EXTRACTED INFORMATION:
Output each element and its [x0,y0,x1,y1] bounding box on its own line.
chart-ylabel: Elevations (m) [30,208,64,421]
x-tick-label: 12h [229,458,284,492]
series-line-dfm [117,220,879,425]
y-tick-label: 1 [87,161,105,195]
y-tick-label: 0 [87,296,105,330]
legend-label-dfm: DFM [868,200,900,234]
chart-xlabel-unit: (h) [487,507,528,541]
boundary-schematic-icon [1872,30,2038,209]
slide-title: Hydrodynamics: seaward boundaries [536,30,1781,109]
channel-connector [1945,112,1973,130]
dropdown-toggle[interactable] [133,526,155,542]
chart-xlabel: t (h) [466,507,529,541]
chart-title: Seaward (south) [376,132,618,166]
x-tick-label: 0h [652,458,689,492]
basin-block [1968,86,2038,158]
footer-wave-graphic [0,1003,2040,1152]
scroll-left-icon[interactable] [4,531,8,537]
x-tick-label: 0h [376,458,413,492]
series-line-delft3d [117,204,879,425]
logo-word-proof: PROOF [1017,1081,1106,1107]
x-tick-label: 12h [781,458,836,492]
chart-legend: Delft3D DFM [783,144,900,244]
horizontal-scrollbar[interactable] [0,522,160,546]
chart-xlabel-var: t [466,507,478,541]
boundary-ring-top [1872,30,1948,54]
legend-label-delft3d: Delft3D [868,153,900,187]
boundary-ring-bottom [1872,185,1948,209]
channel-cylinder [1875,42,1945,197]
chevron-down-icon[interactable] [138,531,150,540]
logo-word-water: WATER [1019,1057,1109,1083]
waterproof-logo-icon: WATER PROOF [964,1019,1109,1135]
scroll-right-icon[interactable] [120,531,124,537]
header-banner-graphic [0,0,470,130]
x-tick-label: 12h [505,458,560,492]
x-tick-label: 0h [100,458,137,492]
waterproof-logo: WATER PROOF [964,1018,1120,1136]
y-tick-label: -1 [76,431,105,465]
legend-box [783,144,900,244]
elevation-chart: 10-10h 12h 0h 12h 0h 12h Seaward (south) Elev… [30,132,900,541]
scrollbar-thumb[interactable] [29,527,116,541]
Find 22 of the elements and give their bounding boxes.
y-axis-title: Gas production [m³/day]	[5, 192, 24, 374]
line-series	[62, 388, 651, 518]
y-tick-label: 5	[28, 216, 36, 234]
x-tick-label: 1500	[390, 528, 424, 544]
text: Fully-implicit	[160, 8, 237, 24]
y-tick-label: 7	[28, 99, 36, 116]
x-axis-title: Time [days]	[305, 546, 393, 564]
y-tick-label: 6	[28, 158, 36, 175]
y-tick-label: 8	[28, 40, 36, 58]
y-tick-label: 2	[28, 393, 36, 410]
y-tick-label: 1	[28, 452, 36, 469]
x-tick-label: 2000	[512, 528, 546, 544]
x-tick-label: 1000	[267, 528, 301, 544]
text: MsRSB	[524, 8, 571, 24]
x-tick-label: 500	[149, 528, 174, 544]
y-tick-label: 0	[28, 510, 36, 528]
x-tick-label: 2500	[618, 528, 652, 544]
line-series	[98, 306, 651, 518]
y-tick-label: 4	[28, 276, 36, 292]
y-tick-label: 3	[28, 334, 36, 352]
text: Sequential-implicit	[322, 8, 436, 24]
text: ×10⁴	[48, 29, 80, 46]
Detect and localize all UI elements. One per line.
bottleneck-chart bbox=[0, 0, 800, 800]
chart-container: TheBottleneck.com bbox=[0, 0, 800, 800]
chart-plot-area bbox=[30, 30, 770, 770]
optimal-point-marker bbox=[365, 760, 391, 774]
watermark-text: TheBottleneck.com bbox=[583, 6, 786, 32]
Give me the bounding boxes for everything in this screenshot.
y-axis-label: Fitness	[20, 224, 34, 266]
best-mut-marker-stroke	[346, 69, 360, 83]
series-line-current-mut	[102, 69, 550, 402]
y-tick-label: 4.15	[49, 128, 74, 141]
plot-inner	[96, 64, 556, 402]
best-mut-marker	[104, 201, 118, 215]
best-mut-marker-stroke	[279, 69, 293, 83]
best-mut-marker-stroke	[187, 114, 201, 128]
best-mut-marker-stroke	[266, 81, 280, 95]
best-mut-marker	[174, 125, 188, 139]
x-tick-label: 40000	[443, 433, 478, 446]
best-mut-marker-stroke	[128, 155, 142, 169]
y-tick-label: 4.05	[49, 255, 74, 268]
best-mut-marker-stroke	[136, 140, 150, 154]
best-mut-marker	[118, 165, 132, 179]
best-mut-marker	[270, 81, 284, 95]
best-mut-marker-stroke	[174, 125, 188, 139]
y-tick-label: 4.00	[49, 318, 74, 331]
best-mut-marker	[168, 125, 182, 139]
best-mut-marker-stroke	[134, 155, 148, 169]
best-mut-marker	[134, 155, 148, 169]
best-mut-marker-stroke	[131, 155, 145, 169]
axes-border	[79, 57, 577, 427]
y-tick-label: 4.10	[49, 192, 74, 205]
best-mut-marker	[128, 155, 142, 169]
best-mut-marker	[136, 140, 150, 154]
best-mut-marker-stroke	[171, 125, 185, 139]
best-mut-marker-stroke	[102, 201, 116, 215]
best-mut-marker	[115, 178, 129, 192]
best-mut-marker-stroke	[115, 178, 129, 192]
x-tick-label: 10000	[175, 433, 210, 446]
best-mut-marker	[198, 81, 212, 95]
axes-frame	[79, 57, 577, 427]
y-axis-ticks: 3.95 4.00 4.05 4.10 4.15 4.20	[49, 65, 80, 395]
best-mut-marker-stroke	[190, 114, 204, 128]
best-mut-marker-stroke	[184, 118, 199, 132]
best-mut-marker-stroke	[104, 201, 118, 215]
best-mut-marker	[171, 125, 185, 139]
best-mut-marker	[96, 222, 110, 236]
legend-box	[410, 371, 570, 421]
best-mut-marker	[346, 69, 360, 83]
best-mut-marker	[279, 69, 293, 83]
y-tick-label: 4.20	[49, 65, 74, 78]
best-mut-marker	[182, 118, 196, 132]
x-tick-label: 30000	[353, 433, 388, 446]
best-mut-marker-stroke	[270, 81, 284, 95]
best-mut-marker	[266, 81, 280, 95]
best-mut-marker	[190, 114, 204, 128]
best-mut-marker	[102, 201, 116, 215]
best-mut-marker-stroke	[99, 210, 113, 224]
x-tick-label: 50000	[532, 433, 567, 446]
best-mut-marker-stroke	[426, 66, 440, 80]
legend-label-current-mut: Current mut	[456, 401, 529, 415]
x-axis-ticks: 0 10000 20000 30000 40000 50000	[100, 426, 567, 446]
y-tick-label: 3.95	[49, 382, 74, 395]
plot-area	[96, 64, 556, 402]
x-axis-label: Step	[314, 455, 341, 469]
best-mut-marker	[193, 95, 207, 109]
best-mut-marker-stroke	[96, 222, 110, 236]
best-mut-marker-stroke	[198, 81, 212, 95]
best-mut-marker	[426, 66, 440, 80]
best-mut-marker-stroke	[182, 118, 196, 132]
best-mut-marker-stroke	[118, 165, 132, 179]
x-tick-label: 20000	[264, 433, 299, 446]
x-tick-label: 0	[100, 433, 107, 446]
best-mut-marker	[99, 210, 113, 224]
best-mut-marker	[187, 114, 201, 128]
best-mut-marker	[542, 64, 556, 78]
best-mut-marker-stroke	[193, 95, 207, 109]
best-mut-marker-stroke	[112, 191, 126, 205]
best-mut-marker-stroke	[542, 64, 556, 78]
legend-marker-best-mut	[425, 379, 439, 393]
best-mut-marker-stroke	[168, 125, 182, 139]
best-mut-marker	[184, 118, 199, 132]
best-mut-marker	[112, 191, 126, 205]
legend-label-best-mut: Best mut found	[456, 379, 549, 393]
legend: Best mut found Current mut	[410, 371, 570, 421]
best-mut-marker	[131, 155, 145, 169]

TASK DIRECTIONS:
Update the records above by replacing "Gas production" with "Oil production" wherever it occurs, and leave everything else unchanged.

ANSWER TO THIS PROBLEM:
Output each element and its [x0,y0,x1,y1] bounding box on its own line.
chart-ylabel: Elevations (m) [30,208,64,421]
x-tick-label: 12h [229,458,284,492]
series-line-dfm [117,220,879,425]
y-tick-label: 1 [87,161,105,195]
y-tick-label: 0 [87,296,105,330]
legend-label-dfm: DFM [868,200,900,234]
chart-xlabel-unit: (h) [487,507,528,541]
boundary-schematic-icon [1872,30,2038,209]
slide-title: Hydrodynamics: seaward boundaries [536,30,1781,109]
channel-connector [1945,112,1973,130]
dropdown-toggle[interactable] [133,526,155,542]
chart-xlabel: t (h) [466,507,529,541]
chart-title: Seaward (south) [376,132,618,166]
x-tick-label: 0h [652,458,689,492]
basin-block [1968,86,2038,158]
footer-wave-graphic [0,1003,2040,1152]
scroll-left-icon[interactable] [4,531,8,537]
x-tick-label: 0h [376,458,413,492]
series-line-delft3d [117,204,879,425]
logo-word-proof: PROOF [1017,1081,1106,1107]
x-tick-label: 12h [781,458,836,492]
chart-legend: Delft3D DFM [783,144,900,244]
horizontal-scrollbar[interactable] [0,522,160,546]
chart-xlabel-var: t [466,507,478,541]
boundary-ring-top [1872,30,1948,54]
legend-label-delft3d: Delft3D [868,153,900,187]
boundary-ring-bottom [1872,185,1948,209]
channel-cylinder [1875,42,1945,197]
chevron-down-icon[interactable] [138,531,150,540]
logo-word-water: WATER [1019,1057,1109,1083]
waterproof-logo-icon: WATER PROOF [964,1019,1109,1135]
scroll-right-icon[interactable] [120,531,124,537]
header-banner-graphic [0,0,470,130]
x-tick-label: 12h [505,458,560,492]
x-tick-label: 0h [100,458,137,492]
waterproof-logo: WATER PROOF [964,1018,1120,1136]
y-tick-label: -1 [76,431,105,465]
legend-box [783,144,900,244]
elevation-chart: 10-10h 12h 0h 12h 0h 12h Seaward (south) Elev… [30,132,900,541]
scrollbar-thumb[interactable] [29,527,116,541]
Find 22 of the elements and give their bounding boxes.
y-axis-title: Oil production [m³/day]	[5, 192, 24, 374]
line-series	[62, 388, 651, 518]
y-tick-label: 5	[28, 216, 36, 234]
x-tick-label: 1500	[390, 528, 424, 544]
text: Fully-implicit	[160, 8, 237, 24]
y-tick-label: 7	[28, 99, 36, 116]
x-axis-title: Time [days]	[305, 546, 393, 564]
y-tick-label: 6	[28, 158, 36, 175]
y-tick-label: 8	[28, 40, 36, 58]
y-tick-label: 2	[28, 393, 36, 410]
y-tick-label: 1	[28, 452, 36, 469]
x-tick-label: 2000	[512, 528, 546, 544]
x-tick-label: 1000	[267, 528, 301, 544]
text: MsRSB	[524, 8, 571, 24]
x-tick-label: 500	[149, 528, 174, 544]
y-tick-label: 0	[28, 510, 36, 528]
x-tick-label: 2500	[618, 528, 652, 544]
line-series	[98, 306, 651, 518]
y-tick-label: 4	[28, 276, 36, 292]
y-tick-label: 3	[28, 334, 36, 352]
text: Sequential-implicit	[322, 8, 436, 24]
text: ×10⁴	[48, 29, 80, 46]
Detect and localize all UI elements. One per line.
bottleneck-chart bbox=[0, 0, 800, 800]
chart-container: TheBottleneck.com bbox=[0, 0, 800, 800]
chart-plot-area bbox=[30, 30, 770, 770]
optimal-point-marker bbox=[365, 760, 391, 774]
watermark-text: TheBottleneck.com bbox=[583, 6, 786, 32]
Give me the bounding boxes for everything in this screenshot.
y-axis-label: Fitness	[20, 224, 34, 266]
best-mut-marker-stroke	[346, 69, 360, 83]
series-line-current-mut	[102, 69, 550, 402]
y-tick-label: 4.15	[49, 128, 74, 141]
plot-inner	[96, 64, 556, 402]
best-mut-marker	[104, 201, 118, 215]
best-mut-marker-stroke	[279, 69, 293, 83]
best-mut-marker-stroke	[187, 114, 201, 128]
best-mut-marker-stroke	[266, 81, 280, 95]
best-mut-marker	[174, 125, 188, 139]
x-tick-label: 40000	[443, 433, 478, 446]
best-mut-marker-stroke	[128, 155, 142, 169]
y-tick-label: 4.05	[49, 255, 74, 268]
best-mut-marker-stroke	[136, 140, 150, 154]
best-mut-marker	[118, 165, 132, 179]
best-mut-marker	[270, 81, 284, 95]
best-mut-marker-stroke	[174, 125, 188, 139]
y-tick-label: 4.00	[49, 318, 74, 331]
best-mut-marker	[168, 125, 182, 139]
best-mut-marker-stroke	[134, 155, 148, 169]
best-mut-marker	[134, 155, 148, 169]
best-mut-marker-stroke	[131, 155, 145, 169]
axes-border	[79, 57, 577, 427]
y-tick-label: 4.10	[49, 192, 74, 205]
best-mut-marker	[128, 155, 142, 169]
best-mut-marker	[136, 140, 150, 154]
best-mut-marker-stroke	[171, 125, 185, 139]
best-mut-marker-stroke	[102, 201, 116, 215]
best-mut-marker	[115, 178, 129, 192]
best-mut-marker-stroke	[115, 178, 129, 192]
x-tick-label: 10000	[175, 433, 210, 446]
best-mut-marker	[198, 81, 212, 95]
axes-frame	[79, 57, 577, 427]
y-axis-ticks: 3.95 4.00 4.05 4.10 4.15 4.20	[49, 65, 80, 395]
best-mut-marker-stroke	[190, 114, 204, 128]
best-mut-marker-stroke	[184, 118, 199, 132]
best-mut-marker-stroke	[104, 201, 118, 215]
best-mut-marker	[171, 125, 185, 139]
best-mut-marker	[96, 222, 110, 236]
legend-box	[410, 371, 570, 421]
best-mut-marker	[346, 69, 360, 83]
best-mut-marker	[279, 69, 293, 83]
y-tick-label: 4.20	[49, 65, 74, 78]
best-mut-marker	[182, 118, 196, 132]
x-tick-label: 30000	[353, 433, 388, 446]
best-mut-marker-stroke	[270, 81, 284, 95]
best-mut-marker	[266, 81, 280, 95]
best-mut-marker	[190, 114, 204, 128]
best-mut-marker	[102, 201, 116, 215]
best-mut-marker-stroke	[99, 210, 113, 224]
x-tick-label: 50000	[532, 433, 567, 446]
best-mut-marker-stroke	[426, 66, 440, 80]
legend-label-current-mut: Current mut	[456, 401, 529, 415]
x-axis-ticks: 0 10000 20000 30000 40000 50000	[100, 426, 567, 446]
y-tick-label: 3.95	[49, 382, 74, 395]
plot-area	[96, 64, 556, 402]
x-axis-label: Step	[314, 455, 341, 469]
best-mut-marker	[193, 95, 207, 109]
best-mut-marker-stroke	[96, 222, 110, 236]
best-mut-marker-stroke	[198, 81, 212, 95]
best-mut-marker	[426, 66, 440, 80]
best-mut-marker-stroke	[182, 118, 196, 132]
best-mut-marker-stroke	[118, 165, 132, 179]
x-tick-label: 20000	[264, 433, 299, 446]
x-tick-label: 0	[100, 433, 107, 446]
best-mut-marker	[99, 210, 113, 224]
best-mut-marker	[187, 114, 201, 128]
best-mut-marker	[542, 64, 556, 78]
best-mut-marker-stroke	[193, 95, 207, 109]
best-mut-marker-stroke	[112, 191, 126, 205]
best-mut-marker-stroke	[542, 64, 556, 78]
legend-marker-best-mut	[425, 379, 439, 393]
best-mut-marker-stroke	[168, 125, 182, 139]
best-mut-marker	[184, 118, 199, 132]
best-mut-marker	[112, 191, 126, 205]
legend-label-best-mut: Best mut found	[456, 379, 549, 393]
legend: Best mut found Current mut	[410, 371, 570, 421]
best-mut-marker	[131, 155, 145, 169]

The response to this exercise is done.